- Exercise details -
Write out only the lines running from the one that contains "Enumerate this chart's" to the end of the material, both ends included.

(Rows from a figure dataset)
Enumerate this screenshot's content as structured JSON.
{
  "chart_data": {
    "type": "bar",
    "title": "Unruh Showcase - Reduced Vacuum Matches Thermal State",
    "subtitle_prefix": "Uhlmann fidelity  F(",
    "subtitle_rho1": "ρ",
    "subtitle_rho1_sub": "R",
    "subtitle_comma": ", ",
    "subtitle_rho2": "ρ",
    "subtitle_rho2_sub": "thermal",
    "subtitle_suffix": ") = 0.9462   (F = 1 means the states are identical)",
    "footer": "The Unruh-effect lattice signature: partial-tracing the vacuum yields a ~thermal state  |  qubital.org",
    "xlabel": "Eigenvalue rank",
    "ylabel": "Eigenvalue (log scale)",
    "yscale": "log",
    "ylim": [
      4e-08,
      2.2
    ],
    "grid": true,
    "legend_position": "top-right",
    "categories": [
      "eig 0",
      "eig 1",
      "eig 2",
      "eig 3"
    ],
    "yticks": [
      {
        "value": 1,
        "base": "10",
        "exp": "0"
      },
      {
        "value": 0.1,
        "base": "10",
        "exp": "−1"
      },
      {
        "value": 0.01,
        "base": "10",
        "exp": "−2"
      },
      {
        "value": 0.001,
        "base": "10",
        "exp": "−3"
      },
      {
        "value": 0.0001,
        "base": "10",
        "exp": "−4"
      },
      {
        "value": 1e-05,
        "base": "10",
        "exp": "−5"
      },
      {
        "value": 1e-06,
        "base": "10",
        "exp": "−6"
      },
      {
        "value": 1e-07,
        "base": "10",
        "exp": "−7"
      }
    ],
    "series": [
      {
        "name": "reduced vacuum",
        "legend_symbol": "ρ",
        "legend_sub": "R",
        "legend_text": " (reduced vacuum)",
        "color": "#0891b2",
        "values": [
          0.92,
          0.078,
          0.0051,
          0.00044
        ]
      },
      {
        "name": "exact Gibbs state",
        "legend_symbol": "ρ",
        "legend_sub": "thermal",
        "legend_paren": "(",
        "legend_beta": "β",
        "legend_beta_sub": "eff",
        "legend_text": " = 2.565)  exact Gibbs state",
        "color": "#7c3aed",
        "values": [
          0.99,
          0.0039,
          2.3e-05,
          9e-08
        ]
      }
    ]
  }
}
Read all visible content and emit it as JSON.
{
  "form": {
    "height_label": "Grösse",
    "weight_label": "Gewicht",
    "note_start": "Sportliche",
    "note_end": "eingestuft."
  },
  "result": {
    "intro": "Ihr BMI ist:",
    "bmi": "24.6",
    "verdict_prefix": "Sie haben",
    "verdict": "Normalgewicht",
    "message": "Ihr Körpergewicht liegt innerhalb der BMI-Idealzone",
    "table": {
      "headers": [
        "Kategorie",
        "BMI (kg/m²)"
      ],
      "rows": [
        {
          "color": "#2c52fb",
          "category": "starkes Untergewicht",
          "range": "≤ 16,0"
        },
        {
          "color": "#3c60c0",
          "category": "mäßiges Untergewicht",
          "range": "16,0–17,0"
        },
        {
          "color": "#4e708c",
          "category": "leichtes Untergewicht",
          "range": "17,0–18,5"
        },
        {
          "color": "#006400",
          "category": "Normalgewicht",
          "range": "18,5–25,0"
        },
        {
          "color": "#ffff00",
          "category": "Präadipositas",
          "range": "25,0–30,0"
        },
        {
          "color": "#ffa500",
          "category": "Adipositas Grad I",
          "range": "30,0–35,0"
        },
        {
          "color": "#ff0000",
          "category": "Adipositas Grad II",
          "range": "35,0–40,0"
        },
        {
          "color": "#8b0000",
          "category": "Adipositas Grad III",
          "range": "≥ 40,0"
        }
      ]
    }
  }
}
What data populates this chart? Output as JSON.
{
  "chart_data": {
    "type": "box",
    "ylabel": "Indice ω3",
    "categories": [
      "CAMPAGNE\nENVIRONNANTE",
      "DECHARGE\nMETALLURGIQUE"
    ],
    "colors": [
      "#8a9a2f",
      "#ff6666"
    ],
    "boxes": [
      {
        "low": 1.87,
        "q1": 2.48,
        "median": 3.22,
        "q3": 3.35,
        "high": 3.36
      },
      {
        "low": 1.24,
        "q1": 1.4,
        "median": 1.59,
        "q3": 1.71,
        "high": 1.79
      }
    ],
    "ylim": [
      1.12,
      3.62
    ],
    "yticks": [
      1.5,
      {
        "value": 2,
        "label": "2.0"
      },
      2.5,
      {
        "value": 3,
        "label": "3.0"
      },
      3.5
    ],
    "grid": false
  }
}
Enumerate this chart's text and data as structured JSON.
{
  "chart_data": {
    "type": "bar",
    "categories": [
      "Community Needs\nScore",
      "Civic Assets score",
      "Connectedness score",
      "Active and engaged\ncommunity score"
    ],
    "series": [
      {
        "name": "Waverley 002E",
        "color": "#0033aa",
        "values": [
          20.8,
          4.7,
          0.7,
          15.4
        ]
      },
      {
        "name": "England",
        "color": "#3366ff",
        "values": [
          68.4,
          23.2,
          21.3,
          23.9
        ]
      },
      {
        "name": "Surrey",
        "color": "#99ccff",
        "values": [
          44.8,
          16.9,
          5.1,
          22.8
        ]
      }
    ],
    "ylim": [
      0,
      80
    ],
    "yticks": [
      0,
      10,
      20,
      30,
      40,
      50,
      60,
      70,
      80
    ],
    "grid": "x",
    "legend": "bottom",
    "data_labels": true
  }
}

- Task output -
Enumerate this chart's text and data as structured JSON.
{
  "chart_data": {
    "type": "bar",
    "categories": [
      "Community Needs\nScore",
      "Civic Assets score",
      "Connectedness score",
      "Active and engaged\ncommunity score"
    ],
    "series": [
      {
        "name": "Waverley 002E",
        "color": "#0033aa",
        "values": [
          20.8,
          4.7,
          0.7,
          15.4
        ]
      },
      {
        "name": "England",
        "color": "#3366ff",
        "values": [
          68.4,
          23.2,
          21.3,
          23.9
        ]
      },
      {
        "name": "Surrey",
        "color": "#99ccff",
        "values": [
          44.8,
          16.9,
          5.1,
          22.8
        ]
      }
    ],
    "ylim": [
      0,
      80
    ],
    "yticks": [
      0,
      10,
      20,
      30,
      40,
      50,
      60,
      70,
      80
    ],
    "grid": "x",
    "legend": "bottom",
    "data_labels": true
  }
}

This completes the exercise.